WHAT YOU ARE ASKED TO DO:
Retype everything in the listing, leaving each line exactly as it is.

RECORDS FOR THE TASK:
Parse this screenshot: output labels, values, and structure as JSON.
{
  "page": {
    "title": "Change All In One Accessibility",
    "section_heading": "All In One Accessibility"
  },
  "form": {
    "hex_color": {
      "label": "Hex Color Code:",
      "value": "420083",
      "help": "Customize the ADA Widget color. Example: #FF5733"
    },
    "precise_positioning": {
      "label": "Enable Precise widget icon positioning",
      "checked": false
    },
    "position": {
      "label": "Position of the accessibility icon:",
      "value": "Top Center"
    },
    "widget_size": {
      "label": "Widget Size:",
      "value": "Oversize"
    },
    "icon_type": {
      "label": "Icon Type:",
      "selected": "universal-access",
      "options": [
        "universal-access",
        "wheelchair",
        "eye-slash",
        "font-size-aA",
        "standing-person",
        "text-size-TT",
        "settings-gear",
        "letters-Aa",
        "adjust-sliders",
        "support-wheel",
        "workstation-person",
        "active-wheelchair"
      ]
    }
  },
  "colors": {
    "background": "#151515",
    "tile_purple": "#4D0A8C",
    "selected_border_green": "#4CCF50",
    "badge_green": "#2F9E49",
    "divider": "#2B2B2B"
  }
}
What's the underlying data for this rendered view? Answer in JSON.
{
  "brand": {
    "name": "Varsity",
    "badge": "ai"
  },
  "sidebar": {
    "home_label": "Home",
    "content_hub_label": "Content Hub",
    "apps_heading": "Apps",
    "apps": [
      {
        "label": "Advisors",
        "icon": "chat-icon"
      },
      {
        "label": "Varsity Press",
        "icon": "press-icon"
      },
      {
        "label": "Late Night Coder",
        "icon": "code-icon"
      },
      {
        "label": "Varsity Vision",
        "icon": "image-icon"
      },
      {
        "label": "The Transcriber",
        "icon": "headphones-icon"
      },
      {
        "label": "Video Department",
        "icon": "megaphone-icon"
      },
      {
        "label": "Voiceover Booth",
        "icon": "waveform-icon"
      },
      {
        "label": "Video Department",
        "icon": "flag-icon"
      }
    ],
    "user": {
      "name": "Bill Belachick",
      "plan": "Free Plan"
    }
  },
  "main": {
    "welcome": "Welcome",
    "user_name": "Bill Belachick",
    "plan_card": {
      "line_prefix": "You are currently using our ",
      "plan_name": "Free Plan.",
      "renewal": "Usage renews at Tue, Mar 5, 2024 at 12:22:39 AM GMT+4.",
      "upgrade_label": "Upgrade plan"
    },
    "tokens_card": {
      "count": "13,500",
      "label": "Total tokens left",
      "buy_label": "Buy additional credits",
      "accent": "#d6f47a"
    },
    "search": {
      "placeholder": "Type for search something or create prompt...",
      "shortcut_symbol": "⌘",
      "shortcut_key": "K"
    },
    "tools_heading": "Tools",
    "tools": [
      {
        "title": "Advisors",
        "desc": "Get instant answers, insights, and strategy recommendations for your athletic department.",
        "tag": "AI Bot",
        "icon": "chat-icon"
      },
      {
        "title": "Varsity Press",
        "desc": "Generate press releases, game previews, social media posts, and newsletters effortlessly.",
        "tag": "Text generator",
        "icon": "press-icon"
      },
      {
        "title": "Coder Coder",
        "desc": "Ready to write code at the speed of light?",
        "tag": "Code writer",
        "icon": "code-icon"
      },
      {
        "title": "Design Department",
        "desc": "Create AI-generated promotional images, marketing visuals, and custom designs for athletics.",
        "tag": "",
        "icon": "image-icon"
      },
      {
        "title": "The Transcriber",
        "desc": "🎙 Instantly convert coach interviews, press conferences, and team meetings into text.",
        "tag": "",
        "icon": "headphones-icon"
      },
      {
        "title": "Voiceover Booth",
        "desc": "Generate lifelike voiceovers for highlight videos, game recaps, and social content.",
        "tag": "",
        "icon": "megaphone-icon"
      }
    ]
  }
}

REPLY:
Parse this screenshot: output labels, values, and structure as JSON.
{
  "page": {
    "title": "Change All In One Accessibility",
    "section_heading": "All In One Accessibility"
  },
  "form": {
    "hex_color": {
      "label": "Hex Color Code:",
      "value": "420083",
      "help": "Customize the ADA Widget color. Example: #FF5733"
    },
    "precise_positioning": {
      "label": "Enable Precise widget icon positioning",
      "checked": false
    },
    "position": {
      "label": "Position of the accessibility icon:",
      "value": "Top Center"
    },
    "widget_size": {
      "label": "Widget Size:",
      "value": "Oversize"
    },
    "icon_type": {
      "label": "Icon Type:",
      "selected": "universal-access",
      "options": [
        "universal-access",
        "wheelchair",
        "eye-slash",
        "font-size-aA",
        "standing-person",
        "text-size-TT",
        "settings-gear",
        "letters-Aa",
        "adjust-sliders",
        "support-wheel",
        "workstation-person",
        "active-wheelchair"
      ]
    }
  },
  "colors": {
    "background": "#151515",
    "tile_purple": "#4D0A8C",
    "selected_border_green": "#4CCF50",
    "badge_green": "#2F9E49",
    "divider": "#2B2B2B"
  }
}
What's the underlying data for this rendered view? Answer in JSON.
{
  "brand": {
    "name": "Varsity",
    "badge": "ai"
  },
  "sidebar": {
    "home_label": "Home",
    "content_hub_label": "Content Hub",
    "apps_heading": "Apps",
    "apps": [
      {
        "label": "Advisors",
        "icon": "chat-icon"
      },
      {
        "label": "Varsity Press",
        "icon": "press-icon"
      },
      {
        "label": "Late Night Coder",
        "icon": "code-icon"
      },
      {
        "label": "Varsity Vision",
        "icon": "image-icon"
      },
      {
        "label": "The Transcriber",
        "icon": "headphones-icon"
      },
      {
        "label": "Video Department",
        "icon": "megaphone-icon"
      },
      {
        "label": "Voiceover Booth",
        "icon": "waveform-icon"
      },
      {
        "label": "Video Department",
        "icon": "flag-icon"
      }
    ],
    "user": {
      "name": "Bill Belachick",
      "plan": "Free Plan"
    }
  },
  "main": {
    "welcome": "Welcome",
    "user_name": "Bill Belachick",
    "plan_card": {
      "line_prefix": "You are currently using our ",
      "plan_name": "Free Plan.",
      "renewal": "Usage renews at Tue, Mar 5, 2024 at 12:22:39 AM GMT+4.",
      "upgrade_label": "Upgrade plan"
    },
    "tokens_card": {
      "count": "13,500",
      "label": "Total tokens left",
      "buy_label": "Buy additional credits",
      "accent": "#d6f47a"
    },
    "search": {
      "placeholder": "Type for search something or create prompt...",
      "shortcut_symbol": "⌘",
      "shortcut_key": "K"
    },
    "tools_heading": "Tools",
    "tools": [
      {
        "title": "Advisors",
        "desc": "Get instant answers, insights, and strategy recommendations for your athletic department.",
        "tag": "AI Bot",
        "icon": "chat-icon"
      },
      {
        "title": "Varsity Press",
        "desc": "Generate press releases, game previews, social media posts, and newsletters effortlessly.",
        "tag": "Text generator",
        "icon": "press-icon"
      },
      {
        "title": "Coder Coder",
        "desc": "Ready to write code at the speed of light?",
        "tag": "Code writer",
        "icon": "code-icon"
      },
      {
        "title": "Design Department",
        "desc": "Create AI-generated promotional images, marketing visuals, and custom designs for athletics.",
        "tag": "",
        "icon": "image-icon"
      },
      {
        "title": "The Transcriber",
        "desc": "🎙 Instantly convert coach interviews, press conferences, and team meetings into text.",
        "tag": "",
        "icon": "headphones-icon"
      },
      {
        "title": "Voiceover Booth",
        "desc": "Generate lifelike voiceovers for highlight videos, game recaps, and social content.",
        "tag": "",
        "icon": "megaphone-icon"
      }
    ]
  }
}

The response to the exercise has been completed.